### [Data excerpts]
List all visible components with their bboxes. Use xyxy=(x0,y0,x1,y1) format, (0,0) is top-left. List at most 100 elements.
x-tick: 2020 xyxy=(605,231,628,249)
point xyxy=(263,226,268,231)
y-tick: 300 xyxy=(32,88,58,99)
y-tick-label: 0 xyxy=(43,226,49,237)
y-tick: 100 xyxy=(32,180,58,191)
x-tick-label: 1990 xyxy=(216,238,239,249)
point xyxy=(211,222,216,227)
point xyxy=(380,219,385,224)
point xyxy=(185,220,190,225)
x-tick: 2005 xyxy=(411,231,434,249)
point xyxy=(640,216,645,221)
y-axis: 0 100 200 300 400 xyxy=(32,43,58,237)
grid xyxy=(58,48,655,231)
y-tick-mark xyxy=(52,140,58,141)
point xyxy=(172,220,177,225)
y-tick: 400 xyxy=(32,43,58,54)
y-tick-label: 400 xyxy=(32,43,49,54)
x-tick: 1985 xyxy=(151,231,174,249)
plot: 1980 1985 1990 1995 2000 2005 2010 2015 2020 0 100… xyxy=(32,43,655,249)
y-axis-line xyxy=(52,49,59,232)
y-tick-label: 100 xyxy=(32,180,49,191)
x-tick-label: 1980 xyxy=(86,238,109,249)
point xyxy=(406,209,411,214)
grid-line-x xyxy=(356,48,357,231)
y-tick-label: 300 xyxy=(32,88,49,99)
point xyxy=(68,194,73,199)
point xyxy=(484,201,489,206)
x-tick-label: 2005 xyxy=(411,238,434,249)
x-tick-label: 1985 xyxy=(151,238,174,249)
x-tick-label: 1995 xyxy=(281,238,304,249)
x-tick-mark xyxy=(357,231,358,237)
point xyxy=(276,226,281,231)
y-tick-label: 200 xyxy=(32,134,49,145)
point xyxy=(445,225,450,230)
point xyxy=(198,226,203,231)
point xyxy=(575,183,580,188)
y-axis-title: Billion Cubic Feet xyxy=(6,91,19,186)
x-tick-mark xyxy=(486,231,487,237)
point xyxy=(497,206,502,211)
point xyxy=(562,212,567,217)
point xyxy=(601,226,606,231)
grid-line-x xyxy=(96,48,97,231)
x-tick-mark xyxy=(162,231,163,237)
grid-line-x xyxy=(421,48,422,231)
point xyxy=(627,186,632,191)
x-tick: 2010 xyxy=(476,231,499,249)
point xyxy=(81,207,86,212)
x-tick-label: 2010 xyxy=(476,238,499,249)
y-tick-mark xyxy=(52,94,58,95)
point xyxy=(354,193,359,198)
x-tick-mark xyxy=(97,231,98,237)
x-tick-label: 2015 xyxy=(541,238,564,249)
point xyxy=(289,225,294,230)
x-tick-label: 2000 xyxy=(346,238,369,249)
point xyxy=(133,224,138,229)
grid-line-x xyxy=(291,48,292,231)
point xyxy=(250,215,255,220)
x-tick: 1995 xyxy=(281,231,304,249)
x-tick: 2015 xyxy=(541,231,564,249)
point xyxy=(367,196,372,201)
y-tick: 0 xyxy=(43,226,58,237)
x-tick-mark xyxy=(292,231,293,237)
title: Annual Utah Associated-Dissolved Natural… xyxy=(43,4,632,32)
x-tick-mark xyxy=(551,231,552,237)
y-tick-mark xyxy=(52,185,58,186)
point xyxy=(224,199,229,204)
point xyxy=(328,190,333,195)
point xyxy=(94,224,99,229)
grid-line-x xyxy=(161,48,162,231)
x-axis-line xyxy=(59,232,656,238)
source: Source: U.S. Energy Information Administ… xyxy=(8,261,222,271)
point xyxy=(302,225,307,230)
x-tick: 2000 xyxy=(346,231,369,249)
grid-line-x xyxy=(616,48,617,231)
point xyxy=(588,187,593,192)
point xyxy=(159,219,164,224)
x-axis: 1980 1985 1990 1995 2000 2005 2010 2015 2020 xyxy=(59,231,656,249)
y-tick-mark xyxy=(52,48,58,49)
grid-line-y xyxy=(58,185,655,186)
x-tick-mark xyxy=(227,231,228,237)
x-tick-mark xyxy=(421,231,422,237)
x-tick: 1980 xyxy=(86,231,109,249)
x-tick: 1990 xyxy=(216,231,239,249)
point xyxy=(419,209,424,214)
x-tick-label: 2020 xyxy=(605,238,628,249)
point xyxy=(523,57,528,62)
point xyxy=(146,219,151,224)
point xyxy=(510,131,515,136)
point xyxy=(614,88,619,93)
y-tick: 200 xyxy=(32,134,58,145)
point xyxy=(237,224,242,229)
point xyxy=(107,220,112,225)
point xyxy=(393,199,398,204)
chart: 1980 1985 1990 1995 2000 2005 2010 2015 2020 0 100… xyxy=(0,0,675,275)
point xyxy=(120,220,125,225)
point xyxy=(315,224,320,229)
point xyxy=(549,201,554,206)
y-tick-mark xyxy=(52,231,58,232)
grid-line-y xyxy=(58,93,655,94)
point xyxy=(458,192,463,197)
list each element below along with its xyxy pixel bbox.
==
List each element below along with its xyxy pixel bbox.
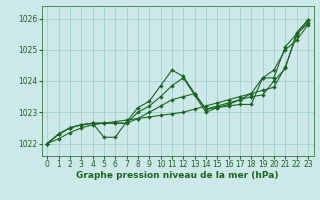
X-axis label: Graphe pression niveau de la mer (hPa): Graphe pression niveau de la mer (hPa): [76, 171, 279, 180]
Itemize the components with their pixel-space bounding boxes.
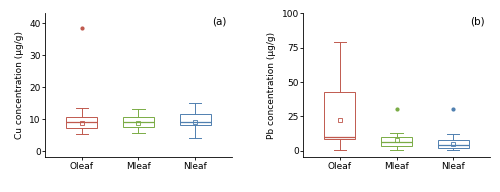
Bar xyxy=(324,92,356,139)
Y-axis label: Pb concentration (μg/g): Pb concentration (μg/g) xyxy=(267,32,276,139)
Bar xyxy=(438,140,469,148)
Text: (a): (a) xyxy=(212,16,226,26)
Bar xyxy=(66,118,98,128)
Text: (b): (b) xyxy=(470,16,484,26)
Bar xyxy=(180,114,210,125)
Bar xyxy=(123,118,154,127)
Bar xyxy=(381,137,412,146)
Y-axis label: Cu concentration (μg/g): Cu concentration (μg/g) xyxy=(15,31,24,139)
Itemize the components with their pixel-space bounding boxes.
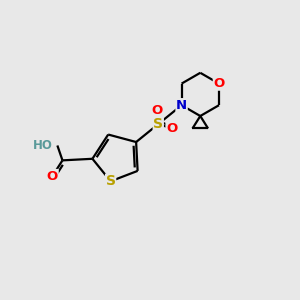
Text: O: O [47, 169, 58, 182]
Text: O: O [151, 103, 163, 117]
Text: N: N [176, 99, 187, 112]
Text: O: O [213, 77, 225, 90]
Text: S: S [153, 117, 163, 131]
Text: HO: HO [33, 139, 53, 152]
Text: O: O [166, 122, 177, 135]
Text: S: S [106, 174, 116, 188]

### [Task instructions]
Rewrite the data beginning at the line that has "List all visible" and stopping after the line that has "y-tick-mark xyxy=(52,185,58,186)", changing "grid-line-x" to "vertical-grid-line" and leaving everything else as it is.

### [Written response]
List all visible components with their bboxes. Use xyxy=(x0,y0,x1,y1) format, (0,0) is top-left. List at most 100 elements.
x-tick: 2020 xyxy=(605,231,628,249)
point xyxy=(263,226,268,231)
y-tick: 300 xyxy=(32,88,58,99)
y-tick-label: 0 xyxy=(43,226,49,237)
y-tick: 100 xyxy=(32,180,58,191)
x-tick-label: 1990 xyxy=(216,238,239,249)
point xyxy=(211,222,216,227)
point xyxy=(380,219,385,224)
point xyxy=(185,220,190,225)
x-tick: 2005 xyxy=(411,231,434,249)
point xyxy=(640,216,645,221)
y-axis: 0 100 200 300 400 xyxy=(32,43,58,237)
grid xyxy=(58,48,655,231)
y-tick-mark xyxy=(52,140,58,141)
point xyxy=(172,220,177,225)
y-tick: 400 xyxy=(32,43,58,54)
y-tick-label: 400 xyxy=(32,43,49,54)
x-tick: 1985 xyxy=(151,231,174,249)
plot: 1980 1985 1990 1995 2000 2005 2010 2015 2020 0 100… xyxy=(32,43,655,249)
y-axis-line xyxy=(52,49,59,232)
y-tick-label: 100 xyxy=(32,180,49,191)
x-tick-label: 1980 xyxy=(86,238,109,249)
point xyxy=(406,209,411,214)
vertical-grid-line xyxy=(356,48,357,231)
y-tick-label: 300 xyxy=(32,88,49,99)
point xyxy=(68,194,73,199)
point xyxy=(484,201,489,206)
x-tick-label: 2005 xyxy=(411,238,434,249)
x-tick-label: 1985 xyxy=(151,238,174,249)
x-tick-label: 1995 xyxy=(281,238,304,249)
x-tick-mark xyxy=(357,231,358,237)
point xyxy=(276,226,281,231)
y-tick-label: 200 xyxy=(32,134,49,145)
point xyxy=(445,225,450,230)
point xyxy=(198,226,203,231)
point xyxy=(575,183,580,188)
y-axis-title: Billion Cubic Feet xyxy=(6,91,19,186)
x-tick-mark xyxy=(486,231,487,237)
point xyxy=(497,206,502,211)
point xyxy=(562,212,567,217)
point xyxy=(601,226,606,231)
vertical-grid-line xyxy=(96,48,97,231)
x-tick-mark xyxy=(162,231,163,237)
vertical-grid-line xyxy=(421,48,422,231)
point xyxy=(627,186,632,191)
x-tick: 2010 xyxy=(476,231,499,249)
point xyxy=(81,207,86,212)
x-tick-label: 2010 xyxy=(476,238,499,249)
y-tick-mark xyxy=(52,94,58,95)
point xyxy=(354,193,359,198)
x-tick-mark xyxy=(97,231,98,237)
x-tick-label: 2015 xyxy=(541,238,564,249)
point xyxy=(289,225,294,230)
x-tick-label: 2000 xyxy=(346,238,369,249)
point xyxy=(133,224,138,229)
vertical-grid-line xyxy=(291,48,292,231)
point xyxy=(250,215,255,220)
x-tick: 1995 xyxy=(281,231,304,249)
x-tick: 2015 xyxy=(541,231,564,249)
point xyxy=(367,196,372,201)
y-tick: 0 xyxy=(43,226,58,237)
x-tick-mark xyxy=(292,231,293,237)
title: Annual Utah Associated-Dissolved Natural… xyxy=(43,4,632,32)
x-tick-mark xyxy=(551,231,552,237)
y-tick-mark xyxy=(52,185,58,186)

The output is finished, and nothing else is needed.